WORK TO COMPLETE: Return all lines below containing the word "revenue".

Dataset excerpts:
┌──
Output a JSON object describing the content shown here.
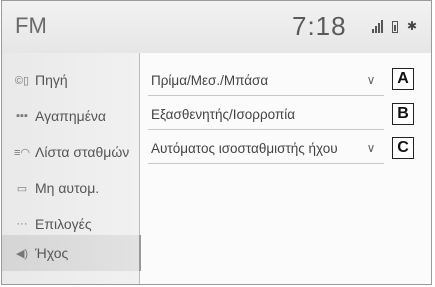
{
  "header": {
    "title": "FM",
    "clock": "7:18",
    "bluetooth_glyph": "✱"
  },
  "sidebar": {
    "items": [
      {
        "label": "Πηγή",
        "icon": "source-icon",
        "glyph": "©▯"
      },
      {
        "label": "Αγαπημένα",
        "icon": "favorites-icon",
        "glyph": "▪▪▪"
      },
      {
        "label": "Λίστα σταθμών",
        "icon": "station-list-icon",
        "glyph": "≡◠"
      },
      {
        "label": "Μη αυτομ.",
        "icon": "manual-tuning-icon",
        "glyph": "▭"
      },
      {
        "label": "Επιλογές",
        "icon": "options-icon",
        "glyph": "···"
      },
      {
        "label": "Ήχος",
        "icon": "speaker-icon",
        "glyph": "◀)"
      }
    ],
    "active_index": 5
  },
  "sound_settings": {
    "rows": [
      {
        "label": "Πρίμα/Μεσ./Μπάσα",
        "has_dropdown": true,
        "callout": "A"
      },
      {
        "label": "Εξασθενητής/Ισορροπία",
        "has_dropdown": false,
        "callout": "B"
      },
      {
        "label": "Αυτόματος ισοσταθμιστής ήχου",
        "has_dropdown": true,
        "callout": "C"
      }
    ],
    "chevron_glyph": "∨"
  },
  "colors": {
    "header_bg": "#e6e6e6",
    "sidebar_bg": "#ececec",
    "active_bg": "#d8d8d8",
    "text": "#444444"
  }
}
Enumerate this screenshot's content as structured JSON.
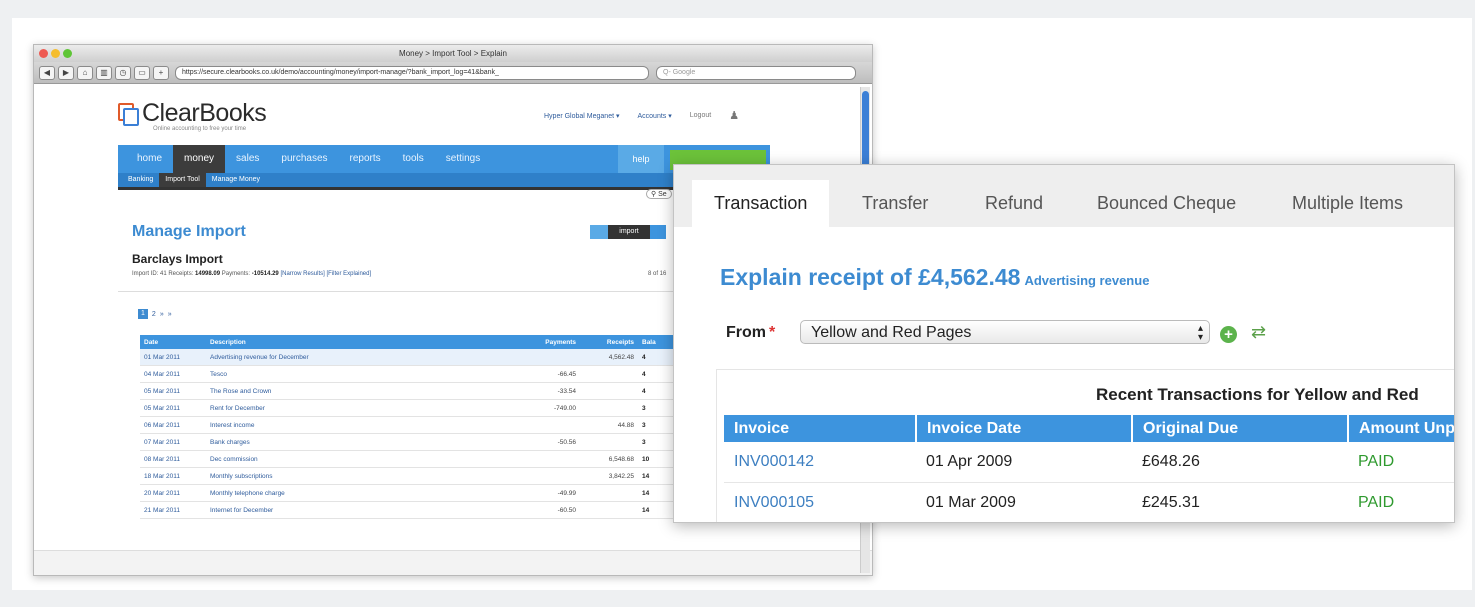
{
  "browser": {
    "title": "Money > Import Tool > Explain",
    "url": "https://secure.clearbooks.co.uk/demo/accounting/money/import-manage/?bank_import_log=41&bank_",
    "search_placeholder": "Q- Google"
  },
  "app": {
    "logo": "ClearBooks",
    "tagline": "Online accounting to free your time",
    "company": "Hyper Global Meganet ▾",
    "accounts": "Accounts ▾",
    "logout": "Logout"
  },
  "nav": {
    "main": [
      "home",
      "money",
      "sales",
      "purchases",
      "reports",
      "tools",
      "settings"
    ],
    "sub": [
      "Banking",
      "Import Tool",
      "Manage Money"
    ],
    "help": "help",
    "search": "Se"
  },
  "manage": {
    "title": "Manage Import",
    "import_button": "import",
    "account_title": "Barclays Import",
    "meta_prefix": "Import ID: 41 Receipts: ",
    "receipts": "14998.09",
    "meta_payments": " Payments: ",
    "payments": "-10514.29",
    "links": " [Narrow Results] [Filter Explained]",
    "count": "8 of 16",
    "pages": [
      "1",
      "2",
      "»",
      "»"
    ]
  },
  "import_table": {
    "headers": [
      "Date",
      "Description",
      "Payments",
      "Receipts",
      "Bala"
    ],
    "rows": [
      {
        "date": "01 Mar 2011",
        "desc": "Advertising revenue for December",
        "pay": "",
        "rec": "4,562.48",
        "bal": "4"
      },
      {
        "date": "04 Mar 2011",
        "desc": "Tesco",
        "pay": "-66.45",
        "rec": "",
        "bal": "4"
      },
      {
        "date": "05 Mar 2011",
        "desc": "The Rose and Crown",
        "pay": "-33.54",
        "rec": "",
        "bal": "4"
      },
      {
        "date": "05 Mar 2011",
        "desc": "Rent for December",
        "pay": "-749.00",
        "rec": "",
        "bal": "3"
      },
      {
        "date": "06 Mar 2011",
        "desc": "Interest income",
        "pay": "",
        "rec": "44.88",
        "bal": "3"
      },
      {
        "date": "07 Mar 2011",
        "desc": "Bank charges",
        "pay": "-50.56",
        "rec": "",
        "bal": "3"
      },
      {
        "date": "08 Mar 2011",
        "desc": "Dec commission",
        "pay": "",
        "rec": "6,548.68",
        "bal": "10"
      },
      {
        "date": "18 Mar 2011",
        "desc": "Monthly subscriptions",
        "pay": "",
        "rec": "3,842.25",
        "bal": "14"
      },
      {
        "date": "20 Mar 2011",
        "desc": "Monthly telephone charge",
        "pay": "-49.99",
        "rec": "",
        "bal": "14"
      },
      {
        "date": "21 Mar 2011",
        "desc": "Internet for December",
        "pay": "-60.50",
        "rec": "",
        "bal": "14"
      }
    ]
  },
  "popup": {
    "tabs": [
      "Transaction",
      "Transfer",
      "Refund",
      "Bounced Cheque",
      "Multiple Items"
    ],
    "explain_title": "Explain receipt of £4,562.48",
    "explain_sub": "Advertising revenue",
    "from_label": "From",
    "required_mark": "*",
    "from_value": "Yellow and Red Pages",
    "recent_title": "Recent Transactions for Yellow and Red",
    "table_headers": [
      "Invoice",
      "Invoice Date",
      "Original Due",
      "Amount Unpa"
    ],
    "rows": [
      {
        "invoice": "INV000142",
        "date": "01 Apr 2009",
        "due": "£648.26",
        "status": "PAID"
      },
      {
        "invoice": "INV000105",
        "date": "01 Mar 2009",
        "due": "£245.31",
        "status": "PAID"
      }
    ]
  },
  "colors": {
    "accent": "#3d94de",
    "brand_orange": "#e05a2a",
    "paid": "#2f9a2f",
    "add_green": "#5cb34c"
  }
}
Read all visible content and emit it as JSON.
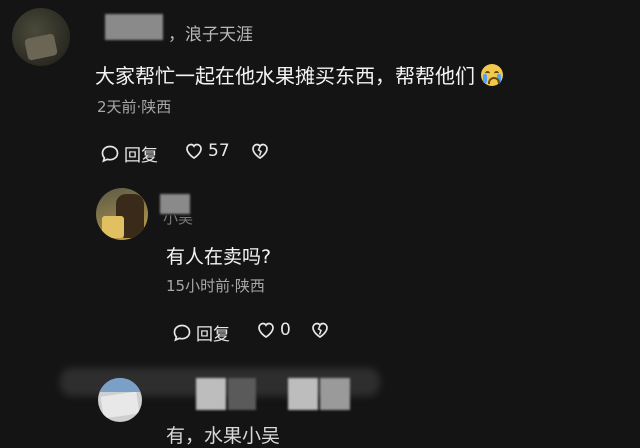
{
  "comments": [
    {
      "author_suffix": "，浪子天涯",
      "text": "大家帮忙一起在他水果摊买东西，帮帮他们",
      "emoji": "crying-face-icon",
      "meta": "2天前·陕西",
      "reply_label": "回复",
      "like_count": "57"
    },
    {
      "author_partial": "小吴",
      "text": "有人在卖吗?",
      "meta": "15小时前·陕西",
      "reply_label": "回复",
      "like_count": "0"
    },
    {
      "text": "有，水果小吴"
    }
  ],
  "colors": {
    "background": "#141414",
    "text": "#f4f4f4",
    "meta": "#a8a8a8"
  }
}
└──
RESULT OF THIS EXERCISE:
        "desc": "Advertising revenue for December",
    "explain_sub": "Advertising revenue",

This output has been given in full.